Spatial layout entries
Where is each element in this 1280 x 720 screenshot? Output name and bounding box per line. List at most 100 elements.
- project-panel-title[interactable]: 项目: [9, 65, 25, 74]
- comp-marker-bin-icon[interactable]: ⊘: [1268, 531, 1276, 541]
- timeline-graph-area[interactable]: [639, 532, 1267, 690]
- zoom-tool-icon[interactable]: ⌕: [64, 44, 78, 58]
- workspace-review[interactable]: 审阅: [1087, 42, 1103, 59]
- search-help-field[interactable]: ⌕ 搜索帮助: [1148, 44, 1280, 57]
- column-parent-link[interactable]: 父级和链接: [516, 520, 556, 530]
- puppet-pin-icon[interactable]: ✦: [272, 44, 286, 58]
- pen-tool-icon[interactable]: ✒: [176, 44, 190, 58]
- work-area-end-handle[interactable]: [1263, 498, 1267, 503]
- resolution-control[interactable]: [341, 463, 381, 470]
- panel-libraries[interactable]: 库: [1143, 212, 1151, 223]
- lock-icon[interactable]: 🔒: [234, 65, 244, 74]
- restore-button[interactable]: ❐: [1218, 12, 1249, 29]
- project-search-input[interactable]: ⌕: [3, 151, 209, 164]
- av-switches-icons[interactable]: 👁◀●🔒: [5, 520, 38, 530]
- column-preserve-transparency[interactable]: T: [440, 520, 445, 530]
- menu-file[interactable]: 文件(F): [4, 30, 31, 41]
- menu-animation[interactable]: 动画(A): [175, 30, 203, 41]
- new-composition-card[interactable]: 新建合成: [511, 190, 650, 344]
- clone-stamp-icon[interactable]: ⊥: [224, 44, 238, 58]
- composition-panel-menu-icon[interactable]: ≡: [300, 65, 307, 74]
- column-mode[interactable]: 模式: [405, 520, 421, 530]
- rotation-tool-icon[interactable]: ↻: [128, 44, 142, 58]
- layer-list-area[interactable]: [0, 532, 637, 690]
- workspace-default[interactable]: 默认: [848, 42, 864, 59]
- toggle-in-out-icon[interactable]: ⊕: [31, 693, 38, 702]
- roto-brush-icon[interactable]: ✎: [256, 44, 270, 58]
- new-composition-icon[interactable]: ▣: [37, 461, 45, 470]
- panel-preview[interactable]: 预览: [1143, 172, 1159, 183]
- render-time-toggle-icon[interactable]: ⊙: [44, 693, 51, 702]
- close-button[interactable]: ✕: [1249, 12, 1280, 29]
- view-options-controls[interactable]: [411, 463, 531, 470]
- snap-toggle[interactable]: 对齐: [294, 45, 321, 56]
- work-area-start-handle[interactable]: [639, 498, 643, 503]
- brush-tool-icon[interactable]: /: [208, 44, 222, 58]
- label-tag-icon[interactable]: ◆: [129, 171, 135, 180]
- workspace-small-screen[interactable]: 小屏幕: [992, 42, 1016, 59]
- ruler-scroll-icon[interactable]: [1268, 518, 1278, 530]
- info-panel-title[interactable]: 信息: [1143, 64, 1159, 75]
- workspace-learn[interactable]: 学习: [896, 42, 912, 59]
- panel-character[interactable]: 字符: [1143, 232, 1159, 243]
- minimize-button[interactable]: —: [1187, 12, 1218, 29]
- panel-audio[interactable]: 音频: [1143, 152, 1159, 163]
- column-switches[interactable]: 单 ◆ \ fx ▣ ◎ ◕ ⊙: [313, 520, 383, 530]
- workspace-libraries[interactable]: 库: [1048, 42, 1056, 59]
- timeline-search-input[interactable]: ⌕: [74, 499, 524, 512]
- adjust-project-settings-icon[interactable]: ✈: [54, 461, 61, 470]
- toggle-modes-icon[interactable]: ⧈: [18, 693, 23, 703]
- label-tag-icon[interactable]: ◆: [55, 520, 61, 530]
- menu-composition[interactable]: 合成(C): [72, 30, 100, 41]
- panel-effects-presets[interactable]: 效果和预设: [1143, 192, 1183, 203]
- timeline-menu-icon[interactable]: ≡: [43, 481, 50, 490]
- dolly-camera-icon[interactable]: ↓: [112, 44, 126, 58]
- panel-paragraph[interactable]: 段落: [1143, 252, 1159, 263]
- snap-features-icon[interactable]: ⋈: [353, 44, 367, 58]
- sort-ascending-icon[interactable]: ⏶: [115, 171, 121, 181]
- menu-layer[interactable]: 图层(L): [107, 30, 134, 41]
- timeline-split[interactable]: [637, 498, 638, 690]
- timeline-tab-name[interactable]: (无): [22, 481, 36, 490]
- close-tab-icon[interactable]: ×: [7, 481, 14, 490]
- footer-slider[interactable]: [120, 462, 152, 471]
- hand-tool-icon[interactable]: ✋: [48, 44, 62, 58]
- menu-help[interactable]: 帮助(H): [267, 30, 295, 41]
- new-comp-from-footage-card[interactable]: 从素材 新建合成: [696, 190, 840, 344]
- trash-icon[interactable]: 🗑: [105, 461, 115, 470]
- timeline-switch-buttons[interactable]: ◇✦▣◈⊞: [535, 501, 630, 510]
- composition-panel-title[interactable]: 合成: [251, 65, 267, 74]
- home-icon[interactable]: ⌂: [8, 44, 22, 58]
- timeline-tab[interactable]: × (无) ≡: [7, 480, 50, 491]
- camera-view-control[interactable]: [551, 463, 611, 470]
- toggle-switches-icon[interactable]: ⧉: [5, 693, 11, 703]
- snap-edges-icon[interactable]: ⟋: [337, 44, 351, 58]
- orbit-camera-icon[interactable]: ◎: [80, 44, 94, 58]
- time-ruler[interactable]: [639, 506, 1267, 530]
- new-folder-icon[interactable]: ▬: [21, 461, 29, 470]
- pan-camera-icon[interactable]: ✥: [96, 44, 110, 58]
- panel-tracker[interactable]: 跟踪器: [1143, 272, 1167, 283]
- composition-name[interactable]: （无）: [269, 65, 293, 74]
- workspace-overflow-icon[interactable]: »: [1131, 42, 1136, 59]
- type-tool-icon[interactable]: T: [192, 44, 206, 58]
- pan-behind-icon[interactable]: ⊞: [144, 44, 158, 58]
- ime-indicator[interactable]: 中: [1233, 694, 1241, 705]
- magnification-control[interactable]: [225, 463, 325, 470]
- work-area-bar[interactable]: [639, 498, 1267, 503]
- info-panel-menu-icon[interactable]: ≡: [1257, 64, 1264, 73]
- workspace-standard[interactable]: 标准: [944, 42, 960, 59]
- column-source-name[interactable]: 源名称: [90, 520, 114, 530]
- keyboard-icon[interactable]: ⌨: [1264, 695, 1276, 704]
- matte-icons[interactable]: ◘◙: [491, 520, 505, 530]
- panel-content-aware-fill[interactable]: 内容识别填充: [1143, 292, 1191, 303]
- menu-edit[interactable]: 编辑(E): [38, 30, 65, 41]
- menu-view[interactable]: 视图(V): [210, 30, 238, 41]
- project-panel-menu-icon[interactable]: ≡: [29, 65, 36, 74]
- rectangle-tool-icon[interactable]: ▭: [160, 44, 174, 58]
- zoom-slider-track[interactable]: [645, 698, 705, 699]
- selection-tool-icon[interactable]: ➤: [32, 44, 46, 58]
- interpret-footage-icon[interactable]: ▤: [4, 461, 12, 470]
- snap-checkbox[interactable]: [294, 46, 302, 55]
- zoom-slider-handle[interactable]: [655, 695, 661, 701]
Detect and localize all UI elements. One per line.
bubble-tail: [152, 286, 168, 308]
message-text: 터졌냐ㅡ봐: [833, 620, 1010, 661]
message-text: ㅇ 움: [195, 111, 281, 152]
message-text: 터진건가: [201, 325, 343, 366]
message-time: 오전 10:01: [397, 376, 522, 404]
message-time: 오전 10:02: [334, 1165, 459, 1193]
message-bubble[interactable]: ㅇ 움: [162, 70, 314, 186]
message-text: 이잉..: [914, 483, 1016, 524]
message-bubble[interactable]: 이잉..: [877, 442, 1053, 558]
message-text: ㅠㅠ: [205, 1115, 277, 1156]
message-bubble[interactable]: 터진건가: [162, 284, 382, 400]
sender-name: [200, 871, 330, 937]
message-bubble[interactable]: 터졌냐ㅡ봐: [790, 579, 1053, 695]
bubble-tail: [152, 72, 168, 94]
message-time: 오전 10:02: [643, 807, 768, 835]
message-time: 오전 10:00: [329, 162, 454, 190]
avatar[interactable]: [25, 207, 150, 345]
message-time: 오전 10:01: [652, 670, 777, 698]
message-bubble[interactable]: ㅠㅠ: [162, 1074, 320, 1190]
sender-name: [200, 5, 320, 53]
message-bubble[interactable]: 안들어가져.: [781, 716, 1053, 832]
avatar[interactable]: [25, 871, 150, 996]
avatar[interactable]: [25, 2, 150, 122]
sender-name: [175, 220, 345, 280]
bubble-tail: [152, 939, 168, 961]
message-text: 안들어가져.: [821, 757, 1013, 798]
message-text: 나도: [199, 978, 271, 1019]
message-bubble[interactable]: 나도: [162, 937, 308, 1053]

SET PROBLEM:
Write out everything from the start of the data down to the line containing "- comp-marker-bin-icon[interactable]: ⊘: [1268, 531, 1276, 541]", copying those lines exactly as they appear.

ANSWER FOR THIS EXERCISE:
Where is each element in this 1280 x 720 screenshot? Output name and bounding box per line. List at most 100 elements.
- project-panel-title[interactable]: 项目: [9, 65, 25, 74]
- comp-marker-bin-icon[interactable]: ⊘: [1268, 531, 1276, 541]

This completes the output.